CONSIGNAS DEL EJERCICIO =>
A: Responde estas preguntas según el texto sobre el hablar porteño:
(i) ¿En qué ciudad dice estar quien narra?
(ii) ¿En qué país vive quien narra?
(iii) ¿Qué extiende el linyera sentado en la puerta de una farmacia?
B: Copia el fragmento del texto sobre el hablar porteño que empieza por "Cuidado editorial: Mariana" y sigue hasta "va? ¿Qué anda necesitando?".

++++ TEXTO PARA LEER ++++

El amoroso hablar porteño (argentino). Por Lidia Ferrari

Foto: Eduardo Argüello IG: fotosalnaturaldeeduarguello.

Cuidado editorial: Mariana Castielli, Laura Gobbato y Marisa Rosso.


Estoy en Buenos Aires. La ciudad es ruidosa, el rumor de los vehículos nos aturde. Pero ese rumor de fondo desaparece cuando hablamos. La lengua porteña, (¿o será también la lengua argentina?) es amorosa. El ruido de la calle se acalla con la bienvenida del ferretero: 

¡Hola! ¿Cómo le va? ¿Qué anda necesitando? 

Su hermano gemelo, al otro día, me recibe con un:

Buen día, mi reina, ¿cómo anda?

No son sólo palabras de cortesía, llevan ellas una entonación amorosa. Me sorprenden las caricias de las palabras que escucho todo el tiempo. Me sorprenden, sí, porque donde vivo en Italia la gente es hosca, no sonríe en la calle, no usa los diminutivos. Vive corriendo para trabajar que pareciera lo único que importa. Buenos Aires te acaricia en las palabras del taxista -sí, sé que hay de los otros- que le dirige palabras amorosas a mi sobrinita y me confunde con su abuela. El colectivero que, cuando le digo una dirección y me sugiere donde bajarme, le digo que voy a bajar en otro lado y, sorprendido, emite una efusiva y eficaz ironía, como disculpándose de no haber adivinado mi cambio de planes. Una especie de linyera sentado en la puerta de una farmacia extiende su mano. Mucha gente pasa sin mirarlo siquiera. Yo también y sigo viaje a la panadería. Cuando vuelvo me dirijo hacia él con un billete y me dice con una amplia sonrisa y voz fuerte: 

¡Pero Doña, se acordó de mí, muchísimas gracias!

++++ MATERIAL DE ORIGEN ++++

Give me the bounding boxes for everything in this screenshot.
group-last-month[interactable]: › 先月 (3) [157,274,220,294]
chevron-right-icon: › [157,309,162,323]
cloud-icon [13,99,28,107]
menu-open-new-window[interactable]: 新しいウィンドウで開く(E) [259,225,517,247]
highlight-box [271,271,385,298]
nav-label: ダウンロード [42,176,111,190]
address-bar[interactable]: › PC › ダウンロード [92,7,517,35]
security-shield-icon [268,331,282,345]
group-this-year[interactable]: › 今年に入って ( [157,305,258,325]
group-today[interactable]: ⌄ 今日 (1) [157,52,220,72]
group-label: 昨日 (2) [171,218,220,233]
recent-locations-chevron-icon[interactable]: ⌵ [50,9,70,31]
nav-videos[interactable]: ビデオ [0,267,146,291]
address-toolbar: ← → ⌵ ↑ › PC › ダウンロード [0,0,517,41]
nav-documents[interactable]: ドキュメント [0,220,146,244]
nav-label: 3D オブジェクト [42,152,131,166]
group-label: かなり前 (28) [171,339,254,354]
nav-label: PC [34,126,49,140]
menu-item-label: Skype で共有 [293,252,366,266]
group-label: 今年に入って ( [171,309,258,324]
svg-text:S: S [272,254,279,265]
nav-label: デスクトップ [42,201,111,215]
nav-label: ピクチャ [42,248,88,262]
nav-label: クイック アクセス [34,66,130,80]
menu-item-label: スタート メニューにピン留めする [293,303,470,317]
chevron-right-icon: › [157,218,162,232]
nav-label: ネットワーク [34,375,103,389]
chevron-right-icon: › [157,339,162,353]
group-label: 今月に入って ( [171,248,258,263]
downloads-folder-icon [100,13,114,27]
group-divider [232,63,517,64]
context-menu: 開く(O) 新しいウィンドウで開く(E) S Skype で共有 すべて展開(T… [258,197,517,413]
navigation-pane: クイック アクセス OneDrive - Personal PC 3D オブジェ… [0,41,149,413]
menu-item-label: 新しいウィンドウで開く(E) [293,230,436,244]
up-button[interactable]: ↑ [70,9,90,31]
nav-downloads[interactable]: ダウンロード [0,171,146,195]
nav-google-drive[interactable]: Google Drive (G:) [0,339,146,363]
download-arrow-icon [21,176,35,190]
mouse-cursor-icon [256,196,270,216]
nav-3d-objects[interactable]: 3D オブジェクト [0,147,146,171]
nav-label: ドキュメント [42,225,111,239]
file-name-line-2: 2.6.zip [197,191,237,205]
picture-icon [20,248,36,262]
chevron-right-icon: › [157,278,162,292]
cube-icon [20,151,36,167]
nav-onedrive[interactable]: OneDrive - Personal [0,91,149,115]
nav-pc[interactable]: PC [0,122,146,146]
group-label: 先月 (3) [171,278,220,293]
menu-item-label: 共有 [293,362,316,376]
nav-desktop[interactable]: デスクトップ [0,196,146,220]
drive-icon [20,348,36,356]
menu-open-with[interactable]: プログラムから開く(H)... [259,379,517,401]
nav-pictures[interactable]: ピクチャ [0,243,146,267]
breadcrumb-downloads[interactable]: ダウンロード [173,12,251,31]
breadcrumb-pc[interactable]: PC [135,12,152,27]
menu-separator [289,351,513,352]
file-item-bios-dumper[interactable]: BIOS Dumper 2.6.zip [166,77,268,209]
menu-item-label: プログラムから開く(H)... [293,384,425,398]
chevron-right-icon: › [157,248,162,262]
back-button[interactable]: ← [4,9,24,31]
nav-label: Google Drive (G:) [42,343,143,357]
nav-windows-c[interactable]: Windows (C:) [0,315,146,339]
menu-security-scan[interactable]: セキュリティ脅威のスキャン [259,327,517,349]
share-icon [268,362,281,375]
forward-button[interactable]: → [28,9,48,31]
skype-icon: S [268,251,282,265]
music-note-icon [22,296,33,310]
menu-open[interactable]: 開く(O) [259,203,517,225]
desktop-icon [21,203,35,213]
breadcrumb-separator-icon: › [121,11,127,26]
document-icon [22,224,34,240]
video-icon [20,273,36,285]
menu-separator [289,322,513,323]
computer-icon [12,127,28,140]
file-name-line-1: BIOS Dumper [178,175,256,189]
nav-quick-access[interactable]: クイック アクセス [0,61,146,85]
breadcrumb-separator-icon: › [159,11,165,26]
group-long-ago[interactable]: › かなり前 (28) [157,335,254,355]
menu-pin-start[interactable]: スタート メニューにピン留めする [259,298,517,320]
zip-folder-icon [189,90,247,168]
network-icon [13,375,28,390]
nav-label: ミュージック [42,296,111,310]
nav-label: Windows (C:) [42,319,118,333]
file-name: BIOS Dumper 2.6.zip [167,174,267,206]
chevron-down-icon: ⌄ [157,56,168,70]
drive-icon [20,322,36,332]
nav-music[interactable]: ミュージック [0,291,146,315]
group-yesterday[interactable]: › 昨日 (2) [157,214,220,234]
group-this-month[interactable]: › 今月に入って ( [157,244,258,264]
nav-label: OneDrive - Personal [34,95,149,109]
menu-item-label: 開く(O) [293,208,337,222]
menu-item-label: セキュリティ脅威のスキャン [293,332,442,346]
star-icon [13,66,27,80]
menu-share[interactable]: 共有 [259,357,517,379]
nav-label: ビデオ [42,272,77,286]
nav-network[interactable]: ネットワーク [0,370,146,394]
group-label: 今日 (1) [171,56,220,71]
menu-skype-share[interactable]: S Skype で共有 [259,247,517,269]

++++

RESPUESTAS DEL EJERCICIO =>
A:
(i) En Buenos Aires.
(ii) En Italia.
(iii) Su mano.

B:
Cuidado editorial: Mariana Castielli, Laura Gobbato y Marisa Rosso.


Estoy en Buenos Aires. La ciudad es ruidosa, el rumor de los vehículos nos aturde. Pero ese rumor de fondo desaparece cuando hablamos. La lengua porteña, (¿o será también la lengua argentina?) es amorosa. El ruido de la calle se acalla con la bienvenida del ferretero: 

¡Hola! ¿Cómo le va? ¿Qué anda necesitando?